Reproduce the material word for word; the images stay out.

[Data listing]
-------

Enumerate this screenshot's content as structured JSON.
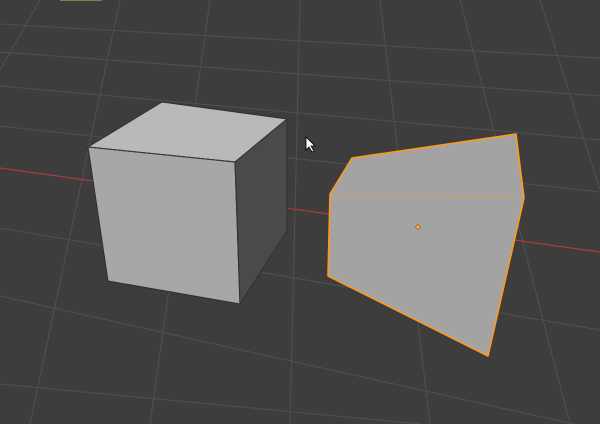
{
  "viewport": {
    "background": "#3d3d3d",
    "grid_color": "#505050",
    "x_axis_color": "#b0393d",
    "y_axis_color": "#6a8f3a"
  },
  "objects": [
    {
      "kind": "cube",
      "selected": false,
      "face_color": "#a8a8a8"
    },
    {
      "kind": "mesh",
      "selected": true,
      "face_color": "#a3a3a3",
      "outline_color": "#ff9a1a"
    }
  ],
  "cursor": {
    "icon": "mouse-pointer-icon"
  }
}
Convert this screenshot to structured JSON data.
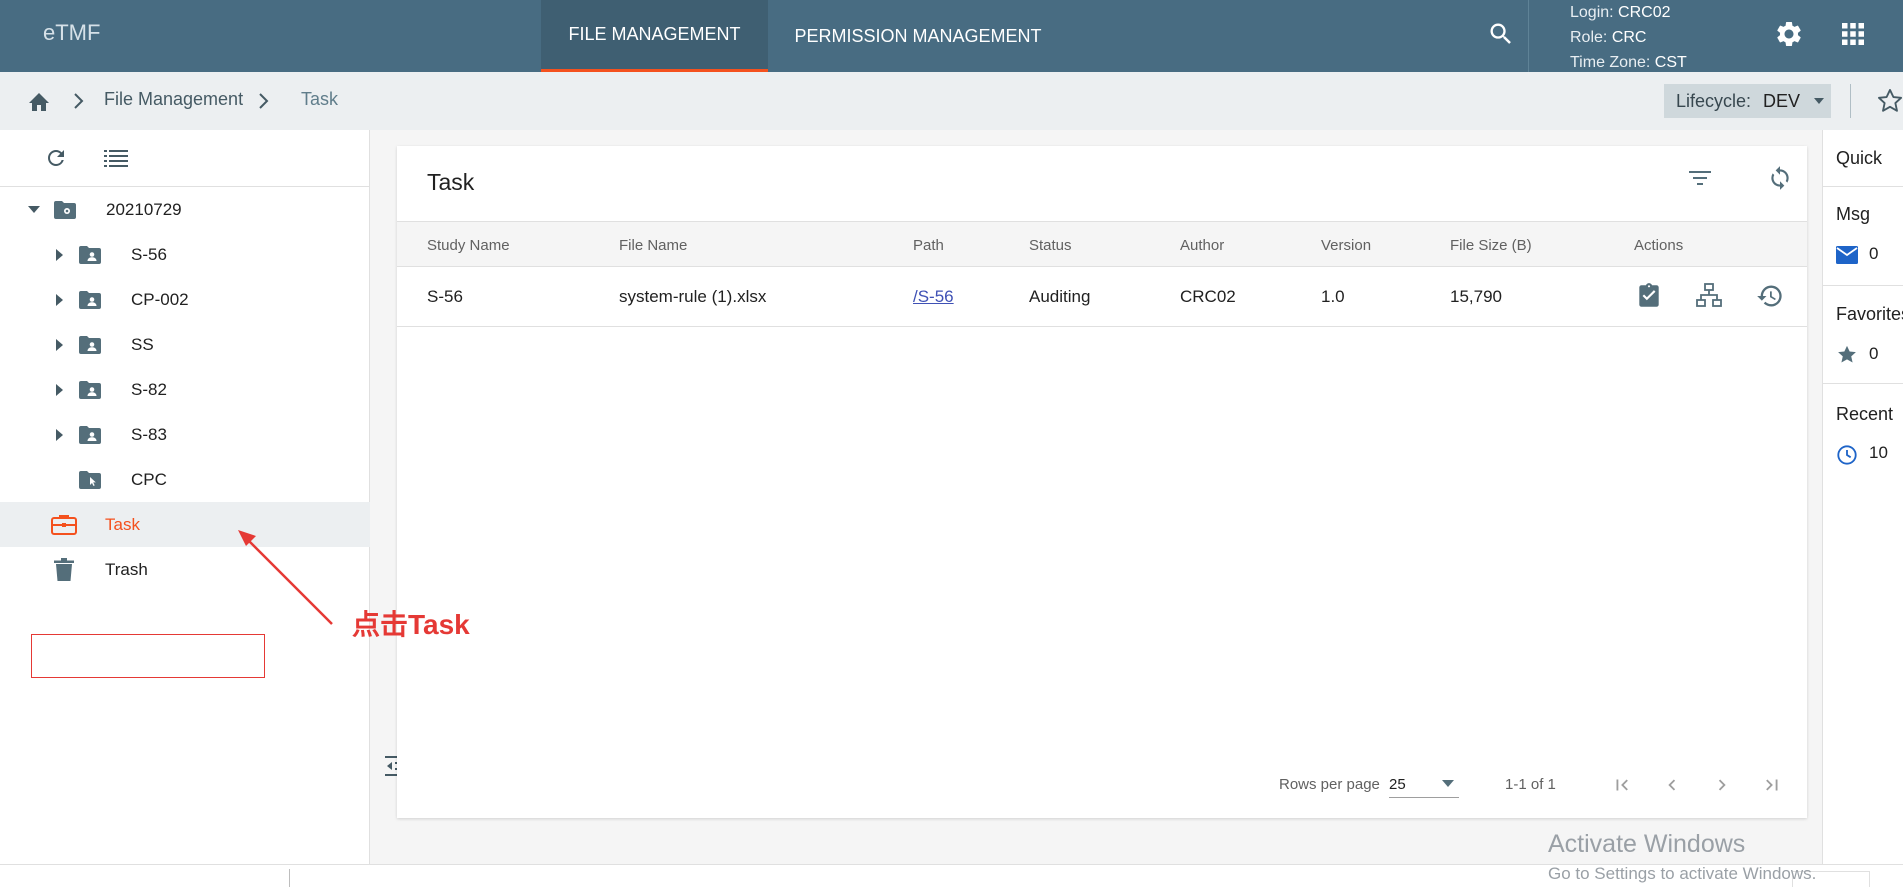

-------

**Result**
Enumerate this screenshot's content as structured JSON.
{
  "viewport": {
    "background": "#3d3d3d",
    "grid_color": "#505050",
    "x_axis_color": "#b0393d",
    "y_axis_color": "#6a8f3a"
  },
  "objects": [
    {
      "kind": "cube",
      "selected": false,
      "face_color": "#a8a8a8"
    },
    {
      "kind": "mesh",
      "selected": true,
      "face_color": "#a3a3a3",
      "outline_color": "#ff9a1a"
    }
  ],
  "cursor": {
    "icon": "mouse-pointer-icon"
  }
}
Convert this screenshot to structured JSON data.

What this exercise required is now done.